→ Data lines:
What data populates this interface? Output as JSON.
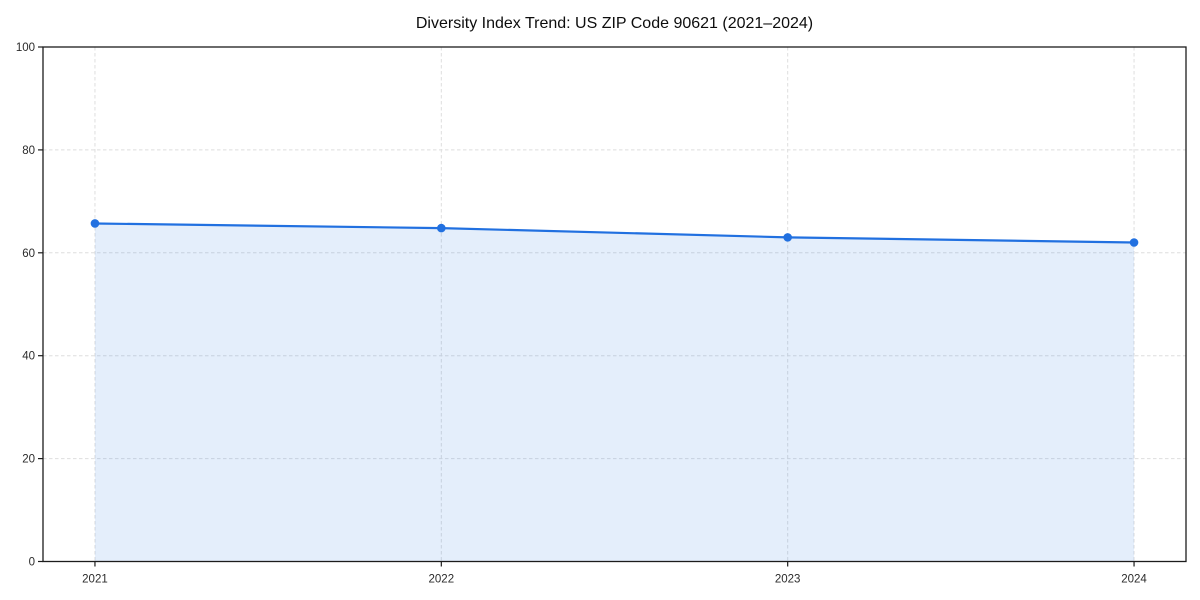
{
  "chart_data": {
    "type": "area",
    "title": "Diversity Index Trend: US ZIP Code 90621 (2021–2024)",
    "x": [
      2021,
      2022,
      2023,
      2024
    ],
    "categories": [
      "2021",
      "2022",
      "2023",
      "2024"
    ],
    "series": [
      {
        "name": "Diversity Index",
        "values": [
          65.7,
          64.8,
          63.0,
          62.0
        ]
      }
    ],
    "xlabel": "",
    "ylabel": "",
    "xlim": [
      2020.85,
      2024.15
    ],
    "ylim": [
      0,
      100
    ],
    "yticks": [
      0,
      20,
      40,
      60,
      80,
      100
    ],
    "grid": true,
    "grid_style": "dashed",
    "legend": false,
    "colors": {
      "line": "#2170e0",
      "marker": "#2170e0",
      "fill": "#2170e0",
      "fill_opacity": 0.12,
      "grid": "#dedede",
      "spine": "#1c1c1c",
      "tick_label": "#2b2b2b",
      "title": "#0d0d0d",
      "background": "#ffffff"
    }
  }
}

→ Instructions for the task: Copy the data character for character, but drop all pictures from the copy.

→ Output for this exercise:
What data populates this interface? Output as JSON.
{
  "chart_data": {
    "type": "area",
    "title": "Diversity Index Trend: US ZIP Code 90621 (2021–2024)",
    "x": [
      2021,
      2022,
      2023,
      2024
    ],
    "categories": [
      "2021",
      "2022",
      "2023",
      "2024"
    ],
    "series": [
      {
        "name": "Diversity Index",
        "values": [
          65.7,
          64.8,
          63.0,
          62.0
        ]
      }
    ],
    "xlabel": "",
    "ylabel": "",
    "xlim": [
      2020.85,
      2024.15
    ],
    "ylim": [
      0,
      100
    ],
    "yticks": [
      0,
      20,
      40,
      60,
      80,
      100
    ],
    "grid": true,
    "grid_style": "dashed",
    "legend": false,
    "colors": {
      "line": "#2170e0",
      "marker": "#2170e0",
      "fill": "#2170e0",
      "fill_opacity": 0.12,
      "grid": "#dedede",
      "spine": "#1c1c1c",
      "tick_label": "#2b2b2b",
      "title": "#0d0d0d",
      "background": "#ffffff"
    }
  }
}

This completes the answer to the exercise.